**INPUT RECORDS:**
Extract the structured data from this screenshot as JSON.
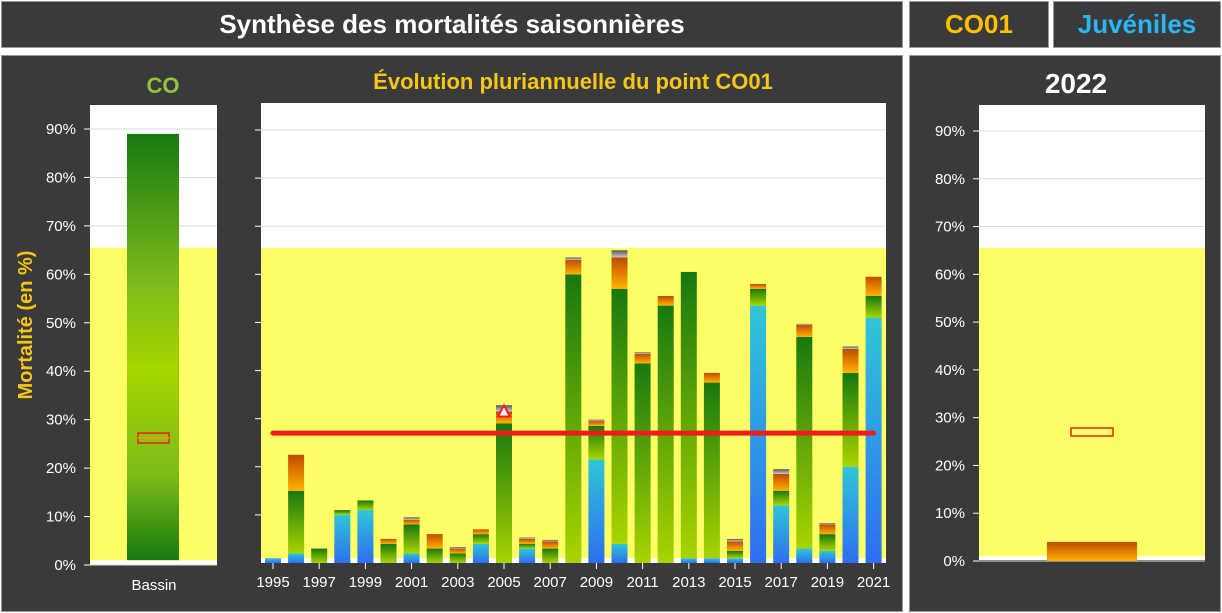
{
  "header": {
    "title": "Synthèse des mortalités saisonnières",
    "site": "CO01",
    "category": "Juvéniles"
  },
  "colors": {
    "panel": "#3a3a3a",
    "title_yellow": "#f5c518",
    "site_yellow": "#ffc000",
    "cat_blue": "#29b6f6",
    "co_green": "#8dc63f",
    "zone_yellow": "#ffff66",
    "ref_line": "#ee1c1c"
  },
  "left_panel": {
    "title": "CO",
    "ylabel": "Mortalité (en %)",
    "xlabel": "Bassin"
  },
  "middle_panel": {
    "title": "Évolution pluriannuelle du point CO01"
  },
  "right_panel": {
    "title": "2022"
  },
  "chart_data": [
    {
      "type": "bar",
      "id": "bassin",
      "title": "CO",
      "ylabel": "Mortalité (en %)",
      "categories": [
        "Bassin"
      ],
      "range": [
        1,
        89
      ],
      "marker": 26,
      "ylim": [
        0,
        90
      ],
      "yticks": [
        "0%",
        "10%",
        "20%",
        "30%",
        "40%",
        "50%",
        "60%",
        "70%",
        "80%",
        "90%"
      ],
      "zone": [
        1,
        65.5
      ]
    },
    {
      "type": "bar",
      "id": "evolution",
      "title": "Évolution pluriannuelle du point CO01",
      "stacked": true,
      "x": [
        1995,
        1996,
        1997,
        1998,
        1999,
        2000,
        2001,
        2002,
        2003,
        2004,
        2005,
        2006,
        2007,
        2008,
        2009,
        2010,
        2011,
        2012,
        2013,
        2014,
        2015,
        2016,
        2017,
        2018,
        2019,
        2020,
        2021
      ],
      "xticks": [
        "1995",
        "1997",
        "1999",
        "2001",
        "2003",
        "2005",
        "2007",
        "2009",
        "2011",
        "2013",
        "2015",
        "2017",
        "2019",
        "2021"
      ],
      "series": [
        {
          "values": [
            1,
            2,
            0,
            10,
            11,
            0,
            2,
            0,
            0,
            4,
            0,
            3,
            0,
            0,
            21.5,
            4,
            0,
            0,
            1,
            1,
            1,
            53.5,
            12,
            3,
            2.5,
            20,
            51
          ]
        },
        {
          "values": [
            0,
            13,
            3,
            1,
            2,
            4,
            6,
            3,
            2,
            2,
            29,
            1,
            3,
            60,
            7,
            53,
            41.5,
            53.5,
            59.5,
            36.5,
            1.5,
            3.5,
            3,
            44,
            3.5,
            19.5,
            4.5
          ]
        },
        {
          "values": [
            0,
            7.5,
            0,
            0,
            0,
            1,
            1,
            3,
            1,
            1,
            2.5,
            1,
            1.5,
            3,
            1,
            6.5,
            2,
            2,
            0,
            2,
            2,
            1,
            3.5,
            2.5,
            2,
            5,
            4
          ]
        },
        {
          "values": [
            0,
            0,
            0,
            0,
            0,
            0,
            0.5,
            0,
            0.3,
            0,
            1.3,
            0.3,
            0.3,
            0.5,
            0.3,
            1.5,
            0.3,
            0,
            0,
            0,
            0.5,
            0,
            1,
            0.2,
            0.3,
            0.5,
            0
          ]
        }
      ],
      "totals": [
        1,
        22.5,
        3,
        11,
        13,
        5,
        9.5,
        6,
        3.3,
        7,
        32.8,
        5.3,
        4.8,
        63.5,
        29.8,
        65,
        43.8,
        55.5,
        60.5,
        39.5,
        5,
        58,
        19.5,
        49.7,
        8.3,
        45,
        59.5
      ],
      "reference": 27,
      "highlight": {
        "x": 2005,
        "y": 31.5
      },
      "ylim": [
        0,
        95
      ],
      "zone": [
        1,
        65.5
      ]
    },
    {
      "type": "bar",
      "id": "year2022",
      "title": "2022",
      "categories": [
        "2022"
      ],
      "values": [
        4
      ],
      "marker": 27,
      "ylim": [
        0,
        95
      ],
      "yticks": [
        "0%",
        "10%",
        "20%",
        "30%",
        "40%",
        "50%",
        "60%",
        "70%",
        "80%",
        "90%"
      ],
      "zone": [
        1,
        65.5
      ]
    }
  ]
}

**EXERCISE DETAILS:**
Restate the data above word for word. Skip every picture.

**RESULT OF THIS EXERCISE:**
Extract the structured data from this screenshot as JSON.
{
  "header": {
    "title": "Synthèse des mortalités saisonnières",
    "site": "CO01",
    "category": "Juvéniles"
  },
  "colors": {
    "panel": "#3a3a3a",
    "title_yellow": "#f5c518",
    "site_yellow": "#ffc000",
    "cat_blue": "#29b6f6",
    "co_green": "#8dc63f",
    "zone_yellow": "#ffff66",
    "ref_line": "#ee1c1c"
  },
  "left_panel": {
    "title": "CO",
    "ylabel": "Mortalité (en %)",
    "xlabel": "Bassin"
  },
  "middle_panel": {
    "title": "Évolution pluriannuelle du point CO01"
  },
  "right_panel": {
    "title": "2022"
  },
  "chart_data": [
    {
      "type": "bar",
      "id": "bassin",
      "title": "CO",
      "ylabel": "Mortalité (en %)",
      "categories": [
        "Bassin"
      ],
      "range": [
        1,
        89
      ],
      "marker": 26,
      "ylim": [
        0,
        90
      ],
      "yticks": [
        "0%",
        "10%",
        "20%",
        "30%",
        "40%",
        "50%",
        "60%",
        "70%",
        "80%",
        "90%"
      ],
      "zone": [
        1,
        65.5
      ]
    },
    {
      "type": "bar",
      "id": "evolution",
      "title": "Évolution pluriannuelle du point CO01",
      "stacked": true,
      "x": [
        1995,
        1996,
        1997,
        1998,
        1999,
        2000,
        2001,
        2002,
        2003,
        2004,
        2005,
        2006,
        2007,
        2008,
        2009,
        2010,
        2011,
        2012,
        2013,
        2014,
        2015,
        2016,
        2017,
        2018,
        2019,
        2020,
        2021
      ],
      "xticks": [
        "1995",
        "1997",
        "1999",
        "2001",
        "2003",
        "2005",
        "2007",
        "2009",
        "2011",
        "2013",
        "2015",
        "2017",
        "2019",
        "2021"
      ],
      "series": [
        {
          "values": [
            1,
            2,
            0,
            10,
            11,
            0,
            2,
            0,
            0,
            4,
            0,
            3,
            0,
            0,
            21.5,
            4,
            0,
            0,
            1,
            1,
            1,
            53.5,
            12,
            3,
            2.5,
            20,
            51
          ]
        },
        {
          "values": [
            0,
            13,
            3,
            1,
            2,
            4,
            6,
            3,
            2,
            2,
            29,
            1,
            3,
            60,
            7,
            53,
            41.5,
            53.5,
            59.5,
            36.5,
            1.5,
            3.5,
            3,
            44,
            3.5,
            19.5,
            4.5
          ]
        },
        {
          "values": [
            0,
            7.5,
            0,
            0,
            0,
            1,
            1,
            3,
            1,
            1,
            2.5,
            1,
            1.5,
            3,
            1,
            6.5,
            2,
            2,
            0,
            2,
            2,
            1,
            3.5,
            2.5,
            2,
            5,
            4
          ]
        },
        {
          "values": [
            0,
            0,
            0,
            0,
            0,
            0,
            0.5,
            0,
            0.3,
            0,
            1.3,
            0.3,
            0.3,
            0.5,
            0.3,
            1.5,
            0.3,
            0,
            0,
            0,
            0.5,
            0,
            1,
            0.2,
            0.3,
            0.5,
            0
          ]
        }
      ],
      "totals": [
        1,
        22.5,
        3,
        11,
        13,
        5,
        9.5,
        6,
        3.3,
        7,
        32.8,
        5.3,
        4.8,
        63.5,
        29.8,
        65,
        43.8,
        55.5,
        60.5,
        39.5,
        5,
        58,
        19.5,
        49.7,
        8.3,
        45,
        59.5
      ],
      "reference": 27,
      "highlight": {
        "x": 2005,
        "y": 31.5
      },
      "ylim": [
        0,
        95
      ],
      "zone": [
        1,
        65.5
      ]
    },
    {
      "type": "bar",
      "id": "year2022",
      "title": "2022",
      "categories": [
        "2022"
      ],
      "values": [
        4
      ],
      "marker": 27,
      "ylim": [
        0,
        95
      ],
      "yticks": [
        "0%",
        "10%",
        "20%",
        "30%",
        "40%",
        "50%",
        "60%",
        "70%",
        "80%",
        "90%"
      ],
      "zone": [
        1,
        65.5
      ]
    }
  ]
}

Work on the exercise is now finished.